Please report every line from the material that contains the word "content".

[Start of Data in this exercise]

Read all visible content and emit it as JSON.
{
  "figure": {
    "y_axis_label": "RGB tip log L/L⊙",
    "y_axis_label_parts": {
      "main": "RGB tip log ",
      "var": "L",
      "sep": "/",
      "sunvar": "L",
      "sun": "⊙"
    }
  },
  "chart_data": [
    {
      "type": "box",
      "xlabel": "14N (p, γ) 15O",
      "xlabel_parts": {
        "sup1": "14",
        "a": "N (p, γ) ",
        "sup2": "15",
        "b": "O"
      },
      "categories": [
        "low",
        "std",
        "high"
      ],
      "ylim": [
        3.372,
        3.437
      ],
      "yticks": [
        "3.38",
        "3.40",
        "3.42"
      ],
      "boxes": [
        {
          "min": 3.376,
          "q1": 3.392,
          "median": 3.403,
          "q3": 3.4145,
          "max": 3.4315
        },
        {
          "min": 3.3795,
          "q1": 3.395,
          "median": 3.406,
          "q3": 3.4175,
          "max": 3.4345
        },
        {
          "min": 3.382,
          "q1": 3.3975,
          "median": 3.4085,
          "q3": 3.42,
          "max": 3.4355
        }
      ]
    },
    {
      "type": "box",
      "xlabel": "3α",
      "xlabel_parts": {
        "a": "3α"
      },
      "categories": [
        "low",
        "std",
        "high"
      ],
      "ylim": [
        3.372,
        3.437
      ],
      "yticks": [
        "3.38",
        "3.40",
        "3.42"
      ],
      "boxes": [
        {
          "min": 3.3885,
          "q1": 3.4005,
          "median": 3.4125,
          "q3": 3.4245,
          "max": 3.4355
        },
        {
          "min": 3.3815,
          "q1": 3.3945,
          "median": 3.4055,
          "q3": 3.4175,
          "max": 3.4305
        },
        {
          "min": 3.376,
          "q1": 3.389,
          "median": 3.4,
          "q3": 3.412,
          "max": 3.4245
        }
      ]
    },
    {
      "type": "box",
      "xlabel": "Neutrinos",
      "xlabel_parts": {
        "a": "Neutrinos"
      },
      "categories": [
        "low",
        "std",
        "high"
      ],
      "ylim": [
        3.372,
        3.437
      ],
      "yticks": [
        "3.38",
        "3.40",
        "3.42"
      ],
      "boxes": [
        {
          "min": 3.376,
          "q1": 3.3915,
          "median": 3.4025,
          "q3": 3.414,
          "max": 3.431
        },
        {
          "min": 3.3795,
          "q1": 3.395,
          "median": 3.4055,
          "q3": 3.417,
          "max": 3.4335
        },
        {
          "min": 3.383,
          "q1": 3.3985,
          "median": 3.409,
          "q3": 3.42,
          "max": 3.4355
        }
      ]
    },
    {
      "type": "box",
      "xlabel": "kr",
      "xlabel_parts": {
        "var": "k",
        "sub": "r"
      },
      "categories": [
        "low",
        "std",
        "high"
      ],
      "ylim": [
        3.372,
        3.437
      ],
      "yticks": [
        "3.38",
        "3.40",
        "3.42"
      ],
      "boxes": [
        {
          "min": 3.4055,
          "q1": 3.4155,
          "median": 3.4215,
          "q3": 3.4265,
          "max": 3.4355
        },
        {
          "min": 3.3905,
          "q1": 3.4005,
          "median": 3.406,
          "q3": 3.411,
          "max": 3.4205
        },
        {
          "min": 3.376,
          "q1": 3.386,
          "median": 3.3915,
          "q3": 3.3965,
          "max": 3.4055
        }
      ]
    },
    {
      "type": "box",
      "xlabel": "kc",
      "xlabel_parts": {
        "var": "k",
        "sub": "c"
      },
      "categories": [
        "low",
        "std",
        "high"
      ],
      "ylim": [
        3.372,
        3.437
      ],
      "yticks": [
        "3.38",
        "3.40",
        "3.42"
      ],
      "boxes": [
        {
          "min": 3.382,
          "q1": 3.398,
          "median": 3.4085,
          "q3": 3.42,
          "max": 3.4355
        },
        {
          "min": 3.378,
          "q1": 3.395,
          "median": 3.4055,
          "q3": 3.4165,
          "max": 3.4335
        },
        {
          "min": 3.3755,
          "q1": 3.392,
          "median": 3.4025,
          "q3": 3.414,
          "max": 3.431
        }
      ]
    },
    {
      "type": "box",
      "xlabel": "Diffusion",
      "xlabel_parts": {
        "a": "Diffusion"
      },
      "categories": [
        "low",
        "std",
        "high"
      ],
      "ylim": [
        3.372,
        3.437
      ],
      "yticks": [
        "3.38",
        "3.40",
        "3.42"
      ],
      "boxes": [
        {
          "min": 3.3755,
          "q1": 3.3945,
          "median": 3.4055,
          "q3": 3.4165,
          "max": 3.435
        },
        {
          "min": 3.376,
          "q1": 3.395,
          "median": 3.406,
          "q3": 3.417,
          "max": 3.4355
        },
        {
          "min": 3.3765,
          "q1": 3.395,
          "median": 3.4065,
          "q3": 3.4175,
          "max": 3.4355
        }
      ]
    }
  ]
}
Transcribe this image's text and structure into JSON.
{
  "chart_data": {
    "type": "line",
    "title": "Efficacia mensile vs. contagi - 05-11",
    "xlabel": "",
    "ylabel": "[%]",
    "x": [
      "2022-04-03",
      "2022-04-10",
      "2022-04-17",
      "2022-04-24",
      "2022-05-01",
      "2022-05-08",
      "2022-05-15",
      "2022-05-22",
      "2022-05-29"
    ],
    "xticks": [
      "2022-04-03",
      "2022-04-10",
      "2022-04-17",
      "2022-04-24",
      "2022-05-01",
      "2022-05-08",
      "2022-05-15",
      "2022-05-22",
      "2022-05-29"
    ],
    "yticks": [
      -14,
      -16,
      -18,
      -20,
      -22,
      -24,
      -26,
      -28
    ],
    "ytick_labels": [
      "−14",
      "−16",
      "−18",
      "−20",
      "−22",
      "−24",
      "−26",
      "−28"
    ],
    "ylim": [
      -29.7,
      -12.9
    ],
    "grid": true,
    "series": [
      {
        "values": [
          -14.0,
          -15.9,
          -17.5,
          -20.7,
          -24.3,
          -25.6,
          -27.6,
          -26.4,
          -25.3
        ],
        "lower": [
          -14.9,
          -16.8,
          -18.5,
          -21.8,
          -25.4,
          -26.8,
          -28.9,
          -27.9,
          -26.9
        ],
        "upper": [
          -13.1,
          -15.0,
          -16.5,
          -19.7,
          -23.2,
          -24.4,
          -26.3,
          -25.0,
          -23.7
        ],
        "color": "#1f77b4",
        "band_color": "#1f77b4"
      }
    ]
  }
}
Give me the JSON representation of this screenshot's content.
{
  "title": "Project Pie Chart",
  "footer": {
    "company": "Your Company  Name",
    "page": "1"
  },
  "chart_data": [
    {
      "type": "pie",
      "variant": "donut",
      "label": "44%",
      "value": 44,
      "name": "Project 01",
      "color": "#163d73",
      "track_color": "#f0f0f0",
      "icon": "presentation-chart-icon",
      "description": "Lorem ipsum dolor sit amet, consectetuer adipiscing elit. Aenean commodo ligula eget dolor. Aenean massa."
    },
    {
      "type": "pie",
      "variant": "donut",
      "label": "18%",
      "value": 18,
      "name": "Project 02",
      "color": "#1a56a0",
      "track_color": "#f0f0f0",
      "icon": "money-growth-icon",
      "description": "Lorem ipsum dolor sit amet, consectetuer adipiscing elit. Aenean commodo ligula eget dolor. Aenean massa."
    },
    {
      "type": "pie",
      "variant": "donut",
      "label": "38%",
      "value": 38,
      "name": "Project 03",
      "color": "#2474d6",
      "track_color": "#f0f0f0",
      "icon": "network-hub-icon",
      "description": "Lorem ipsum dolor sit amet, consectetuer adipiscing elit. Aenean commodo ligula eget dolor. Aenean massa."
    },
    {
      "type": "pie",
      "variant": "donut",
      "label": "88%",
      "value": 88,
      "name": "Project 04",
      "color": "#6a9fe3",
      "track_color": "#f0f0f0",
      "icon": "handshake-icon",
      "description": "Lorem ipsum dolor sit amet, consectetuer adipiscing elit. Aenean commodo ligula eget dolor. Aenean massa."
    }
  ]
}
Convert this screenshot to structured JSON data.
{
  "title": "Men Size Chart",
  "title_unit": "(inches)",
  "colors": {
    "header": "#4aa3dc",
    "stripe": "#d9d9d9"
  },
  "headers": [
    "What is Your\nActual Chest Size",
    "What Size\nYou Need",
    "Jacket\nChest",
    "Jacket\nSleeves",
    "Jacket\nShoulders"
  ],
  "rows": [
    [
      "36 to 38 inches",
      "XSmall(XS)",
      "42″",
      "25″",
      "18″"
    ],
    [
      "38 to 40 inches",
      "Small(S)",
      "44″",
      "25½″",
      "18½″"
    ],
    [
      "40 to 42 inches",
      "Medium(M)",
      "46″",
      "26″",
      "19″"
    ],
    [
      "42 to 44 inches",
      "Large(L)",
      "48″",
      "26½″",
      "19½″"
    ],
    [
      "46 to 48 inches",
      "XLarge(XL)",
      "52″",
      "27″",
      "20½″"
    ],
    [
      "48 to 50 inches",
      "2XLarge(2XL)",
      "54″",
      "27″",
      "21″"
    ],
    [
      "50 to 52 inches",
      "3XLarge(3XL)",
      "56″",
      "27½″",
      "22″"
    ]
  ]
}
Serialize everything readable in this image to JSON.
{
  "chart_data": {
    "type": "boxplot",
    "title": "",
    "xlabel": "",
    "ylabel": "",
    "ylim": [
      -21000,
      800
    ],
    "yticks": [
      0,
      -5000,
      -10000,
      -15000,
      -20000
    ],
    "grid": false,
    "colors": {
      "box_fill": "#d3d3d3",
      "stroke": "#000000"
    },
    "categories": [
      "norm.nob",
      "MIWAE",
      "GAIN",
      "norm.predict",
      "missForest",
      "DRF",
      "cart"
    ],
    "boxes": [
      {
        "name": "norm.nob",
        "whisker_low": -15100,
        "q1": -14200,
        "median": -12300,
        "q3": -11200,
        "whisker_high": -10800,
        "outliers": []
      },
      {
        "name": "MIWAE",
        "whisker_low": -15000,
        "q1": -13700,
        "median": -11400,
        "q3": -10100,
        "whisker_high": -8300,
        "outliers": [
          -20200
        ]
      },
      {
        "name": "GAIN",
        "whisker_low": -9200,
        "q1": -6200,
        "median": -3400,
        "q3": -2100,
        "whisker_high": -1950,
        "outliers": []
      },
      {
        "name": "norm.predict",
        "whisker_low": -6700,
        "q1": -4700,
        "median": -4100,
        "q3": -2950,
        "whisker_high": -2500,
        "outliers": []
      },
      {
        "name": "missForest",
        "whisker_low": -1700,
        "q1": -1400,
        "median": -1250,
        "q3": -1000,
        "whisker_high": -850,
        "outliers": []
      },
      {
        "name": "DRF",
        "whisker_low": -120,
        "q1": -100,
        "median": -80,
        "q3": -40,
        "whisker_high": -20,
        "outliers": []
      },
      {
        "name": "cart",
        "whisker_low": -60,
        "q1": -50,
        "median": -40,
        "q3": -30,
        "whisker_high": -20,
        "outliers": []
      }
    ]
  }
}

[End of Data in this exercise]

Completed exercise:
Read all visible content and emit it as JSON.
Give me the JSON representation of this screenshot's content.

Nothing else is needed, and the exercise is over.